## Exercise goal
Report how many lines below contain the word "требованиям". Give only the number.

## Material

>> Begin

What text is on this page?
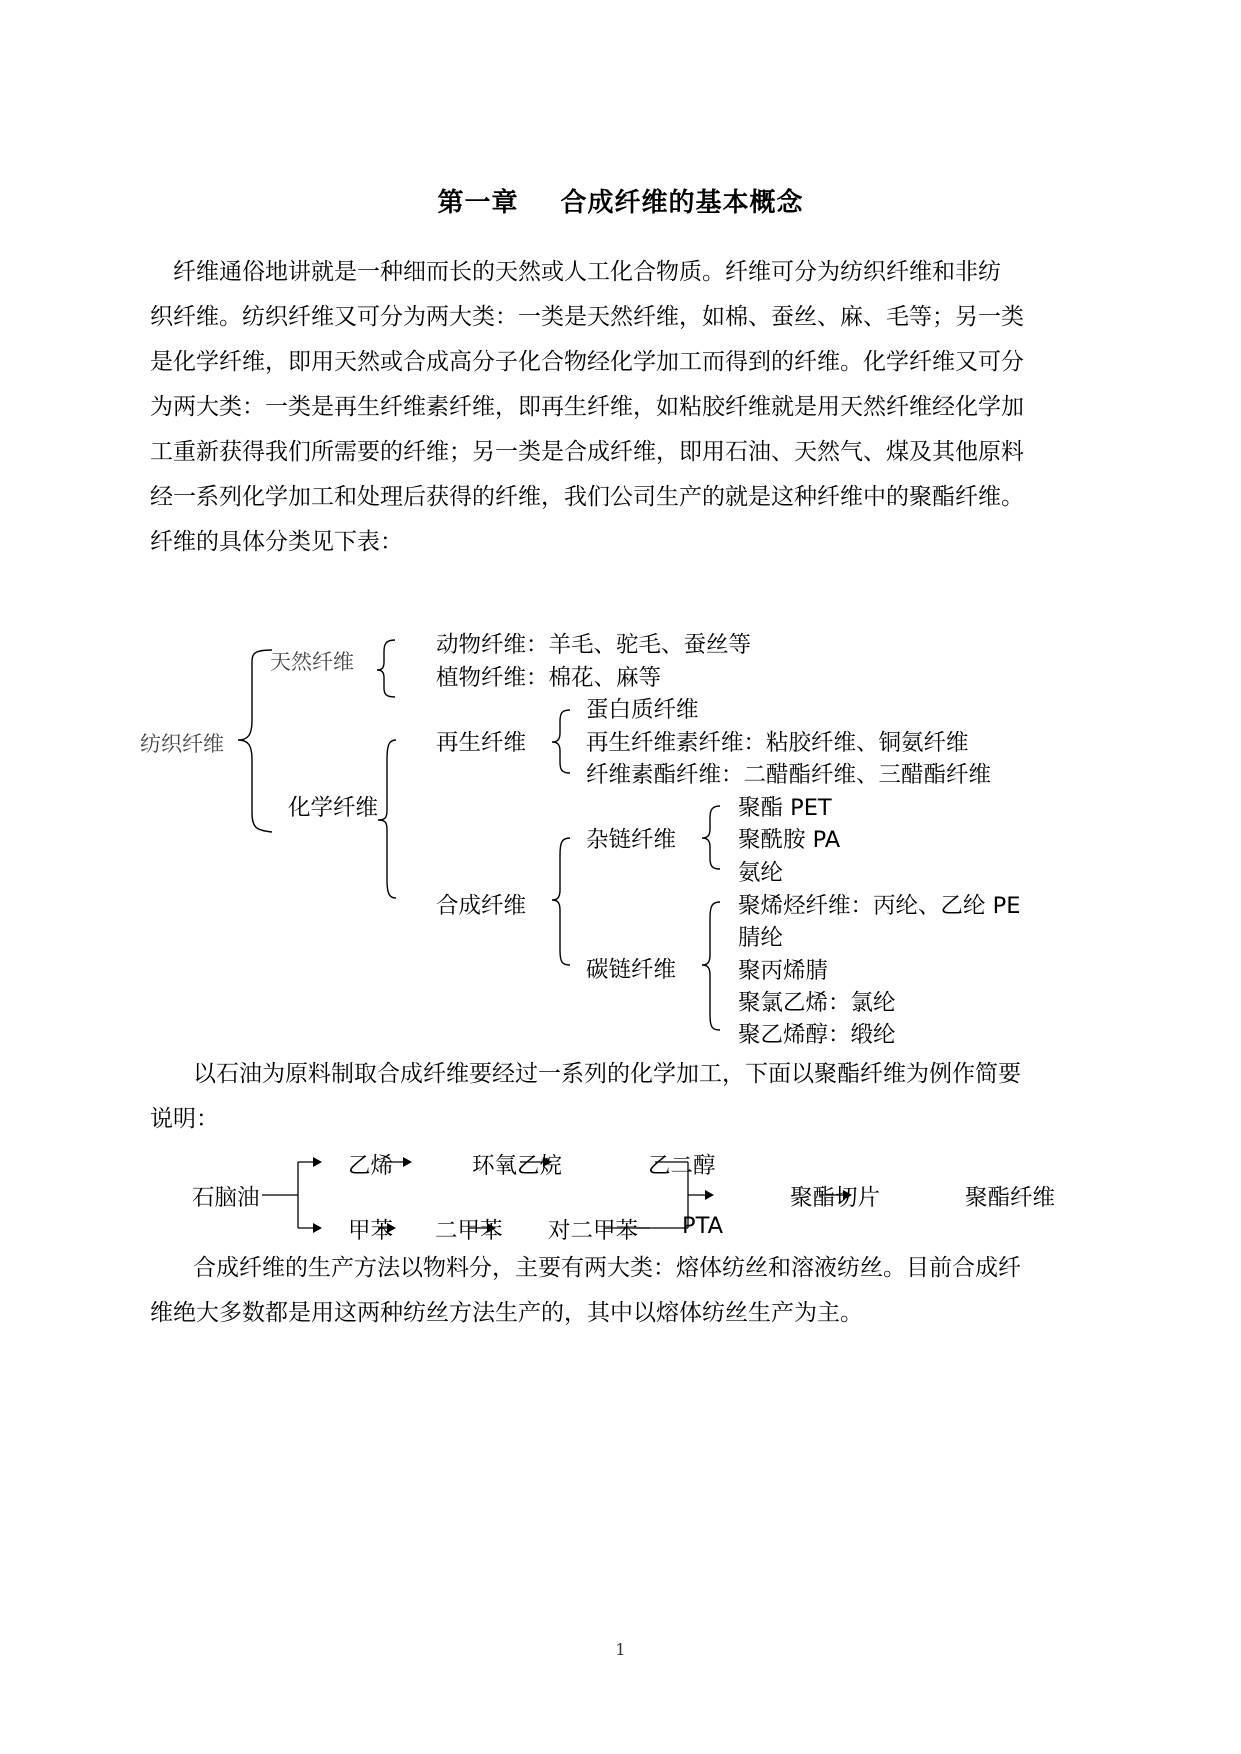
第一章 合成纤维的基本概念
纤维通俗地讲就是一种细而长的天然或人工化合物质。纤维可分为纺织纤维和非纺
织纤维。纺织纤维又可分为两大类：一类是天然纤维，如棉、蚕丝、麻、毛等；另一类
是化学纤维，即用天然或合成高分子化合物经化学加工而得到的纤维。化学纤维又可分
为两大类：一类是再生纤维素纤维，即再生纤维，如粘胶纤维就是用天然纤维经化学加
工重新获得我们所需要的纤维；另一类是合成纤维，即用石油、天然气、煤及其他原料
经一系列化学加工和处理后获得的纤维，我们公司生产的就是这种纤维中的聚酯纤维。
纤维的具体分类见下表：
纺织纤维
天然纤维
化学纤维
动物纤维：羊毛、驼毛、蚕丝等
植物纤维：棉花、麻等
再生纤维
蛋白质纤维
再生纤维素纤维：粘胶纤维、铜氨纤维
纤维素酯纤维：二醋酯纤维、三醋酯纤维
合成纤维
杂链纤维
聚酯 PET
聚酰胺 PA
氨纶
碳链纤维
聚烯烃纤维：丙纶、乙纶 PE
腈纶
聚丙烯腈
聚氯乙烯：氯纶
聚乙烯醇：缎纶
以石油为原料制取合成纤维要经过一系列的化学加工，下面以聚酯纤维为例作简要
说明：
石脑油
乙烯	环氧乙烷	乙二醇
甲苯 二甲苯 对二甲苯 PTA
聚酯切片	聚酯纤维
合成纤维的生产方法以物料分，主要有两大类：熔体纺丝和溶液纺丝。目前合成纤
维绝大多数都是用这两种纺丝方法生产的，其中以熔体纺丝生产为主。
1
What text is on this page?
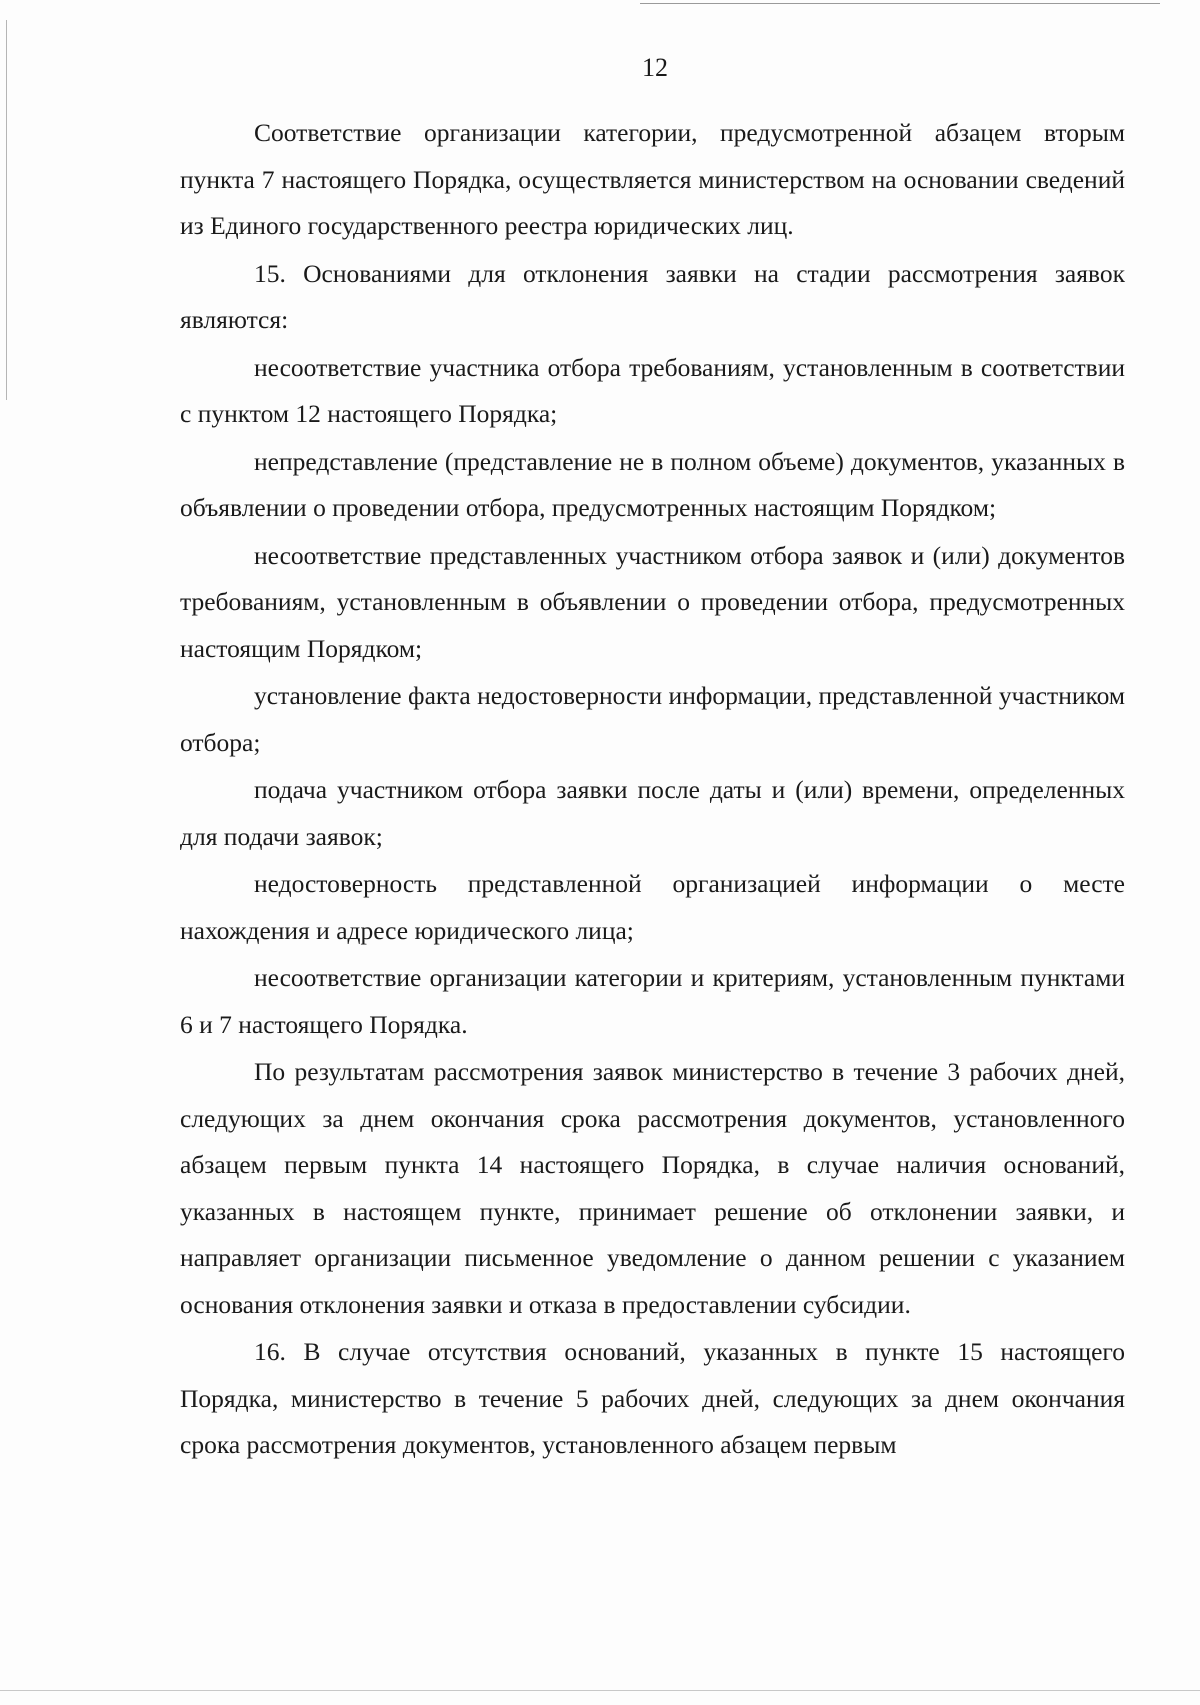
12

Соответствие организации категории, предусмотренной абзацем вторым пункта 7 настоящего Порядка, осуществляется министерством на основании сведений из Единого государственного реестра юридических лиц.

15. Основаниями для отклонения заявки на стадии рассмотрения заявок являются:

несоответствие участника отбора требованиям, установленным в соответствии с пунктом 12 настоящего Порядка;

непредставление (представление не в полном объеме) документов, указанных в объявлении о проведении отбора, предусмотренных настоящим Порядком;

несоответствие представленных участником отбора заявок и (или) документов требованиям, установленным в объявлении о проведении отбора, предусмотренных настоящим Порядком;

установление факта недостоверности информации, представленной участником отбора;

подача участником отбора заявки после даты и (или) времени, определенных для подачи заявок;

недостоверность представленной организацией информации о месте нахождения и адресе юридического лица;

несоответствие организации категории и критериям, установленным пунктами 6 и 7 настоящего Порядка.

По результатам рассмотрения заявок министерство в течение 3 рабочих дней, следующих за днем окончания срока рассмотрения документов, установленного абзацем первым пункта 14 настоящего Порядка, в случае наличия оснований, указанных в настоящем пункте, принимает решение об отклонении заявки, и направляет организации письменное уведомление о данном решении с указанием основания отклонения заявки и отказа в предоставлении субсидии.

16. В случае отсутствия оснований, указанных в пункте 15 настоящего Порядка, министерство в течение 5 рабочих дней, следующих за днем окончания срока рассмотрения документов, установленного абзацем первым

>> End

## Solution to this problem
2